**Exercises to complete:**
A. List every medication named in the passage on obesity treatment.
B. According to the passage on obesity treatment, which two decreases was weight regain associated with in the study of the weight control registry?
C. From the passage on obesity treatment, reproduce the text beginning at the words "One other method" and stopping after "further drug-therapy research.".

Perhaps other treatments are needed to assist individuals with obesity control their weight. The weight control registry could be helpful to individuals with obesity. This program could give insight to how certain individuals managed to keep weight off long term. A study of the weight control registry showed that weight regain was associated with decreases in leisure time caloric expenditure and self-weighing frequency, and those with a longer history of weight maintenance were more likely to participate in long-term follow-ups.42 This could indicate that long-term behavioral changes and follow-ups may help individuals control their weight.
One other method of treatment to consider would be to help these individuals manage internal hunger/satiety signals using drug therapy to alter the brain's reward system. However, current research regarding drug therapy has not been successful. Medications such as rimonabant, taranabant, and topiramate have been shown to help individuals lose weight but cannot be used because of adverse health effects including psychiatric and gastrointestinal issues,43,44 indicating the need for further drug-therapy research.

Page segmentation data
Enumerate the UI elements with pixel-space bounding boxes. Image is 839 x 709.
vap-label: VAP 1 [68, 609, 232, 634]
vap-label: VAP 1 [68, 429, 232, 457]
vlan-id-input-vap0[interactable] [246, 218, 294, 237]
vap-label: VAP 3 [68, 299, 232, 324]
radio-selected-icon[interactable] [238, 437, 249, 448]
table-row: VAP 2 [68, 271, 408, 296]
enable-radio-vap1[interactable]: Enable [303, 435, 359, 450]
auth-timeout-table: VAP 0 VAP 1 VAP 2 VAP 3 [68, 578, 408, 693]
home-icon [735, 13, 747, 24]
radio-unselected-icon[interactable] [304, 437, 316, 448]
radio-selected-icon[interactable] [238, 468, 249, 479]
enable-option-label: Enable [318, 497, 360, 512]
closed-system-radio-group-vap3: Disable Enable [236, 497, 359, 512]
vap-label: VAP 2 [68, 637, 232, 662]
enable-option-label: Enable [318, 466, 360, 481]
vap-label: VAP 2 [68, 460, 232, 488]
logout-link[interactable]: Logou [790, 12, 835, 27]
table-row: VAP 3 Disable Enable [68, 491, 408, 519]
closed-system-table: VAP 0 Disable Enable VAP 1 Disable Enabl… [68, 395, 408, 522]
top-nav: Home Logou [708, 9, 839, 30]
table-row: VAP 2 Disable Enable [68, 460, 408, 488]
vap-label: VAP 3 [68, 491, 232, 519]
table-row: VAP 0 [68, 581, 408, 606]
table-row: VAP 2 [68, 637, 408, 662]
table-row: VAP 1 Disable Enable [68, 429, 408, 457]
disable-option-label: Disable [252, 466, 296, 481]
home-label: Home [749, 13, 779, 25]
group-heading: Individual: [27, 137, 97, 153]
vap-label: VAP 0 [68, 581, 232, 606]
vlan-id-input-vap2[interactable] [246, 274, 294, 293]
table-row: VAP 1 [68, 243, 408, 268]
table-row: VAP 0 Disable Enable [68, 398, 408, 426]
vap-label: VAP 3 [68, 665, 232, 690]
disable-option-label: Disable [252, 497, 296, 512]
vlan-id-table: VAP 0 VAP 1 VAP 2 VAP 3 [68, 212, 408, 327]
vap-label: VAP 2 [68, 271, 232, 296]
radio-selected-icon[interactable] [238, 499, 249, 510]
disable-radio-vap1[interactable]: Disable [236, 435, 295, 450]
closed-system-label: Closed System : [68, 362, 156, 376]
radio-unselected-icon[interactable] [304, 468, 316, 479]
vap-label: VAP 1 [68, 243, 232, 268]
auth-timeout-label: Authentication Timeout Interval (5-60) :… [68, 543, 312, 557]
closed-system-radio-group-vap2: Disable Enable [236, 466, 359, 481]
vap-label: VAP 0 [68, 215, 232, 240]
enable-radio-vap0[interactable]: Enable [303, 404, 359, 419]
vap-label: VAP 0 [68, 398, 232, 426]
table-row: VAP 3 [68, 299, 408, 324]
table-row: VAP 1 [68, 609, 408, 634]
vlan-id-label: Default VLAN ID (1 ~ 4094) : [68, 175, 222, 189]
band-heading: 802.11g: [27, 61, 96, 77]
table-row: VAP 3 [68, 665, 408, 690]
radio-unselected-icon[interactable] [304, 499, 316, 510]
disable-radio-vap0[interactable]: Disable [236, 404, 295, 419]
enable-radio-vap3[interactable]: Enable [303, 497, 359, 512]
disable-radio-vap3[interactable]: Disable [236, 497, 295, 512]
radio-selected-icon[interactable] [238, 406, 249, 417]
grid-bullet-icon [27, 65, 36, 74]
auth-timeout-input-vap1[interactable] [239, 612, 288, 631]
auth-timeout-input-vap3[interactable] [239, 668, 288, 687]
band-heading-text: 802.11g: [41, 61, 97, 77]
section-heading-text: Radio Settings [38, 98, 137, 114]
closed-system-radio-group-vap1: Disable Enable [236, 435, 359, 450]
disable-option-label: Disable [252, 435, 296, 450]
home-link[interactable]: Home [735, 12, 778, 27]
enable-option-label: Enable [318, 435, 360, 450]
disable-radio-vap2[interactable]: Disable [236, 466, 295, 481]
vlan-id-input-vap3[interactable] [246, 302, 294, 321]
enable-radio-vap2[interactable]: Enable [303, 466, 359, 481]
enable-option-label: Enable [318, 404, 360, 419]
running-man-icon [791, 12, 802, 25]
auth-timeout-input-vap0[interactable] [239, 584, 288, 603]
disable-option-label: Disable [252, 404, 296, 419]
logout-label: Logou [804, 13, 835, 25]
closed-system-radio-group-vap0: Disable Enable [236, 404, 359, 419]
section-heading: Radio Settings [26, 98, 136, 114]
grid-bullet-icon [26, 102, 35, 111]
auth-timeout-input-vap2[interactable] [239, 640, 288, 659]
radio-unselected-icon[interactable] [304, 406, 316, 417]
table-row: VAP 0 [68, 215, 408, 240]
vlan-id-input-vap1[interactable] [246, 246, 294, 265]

**Activity answers:**
A. rimonabant, taranabant, topiramate

B. Decreases in leisure time caloric expenditure and in self-weighing frequency.

C.
One other method of treatment to consider would be to help these individuals manage internal hunger/satiety signals using drug therapy to alter the brain's reward system. However, current research regarding drug therapy has not been successful. Medications such as rimonabant, taranabant, and topiramate have been shown to help individuals lose weight but cannot be used because of adverse health effects including psychiatric and gastrointestinal issues,43,44 indicating the need for further drug-therapy research.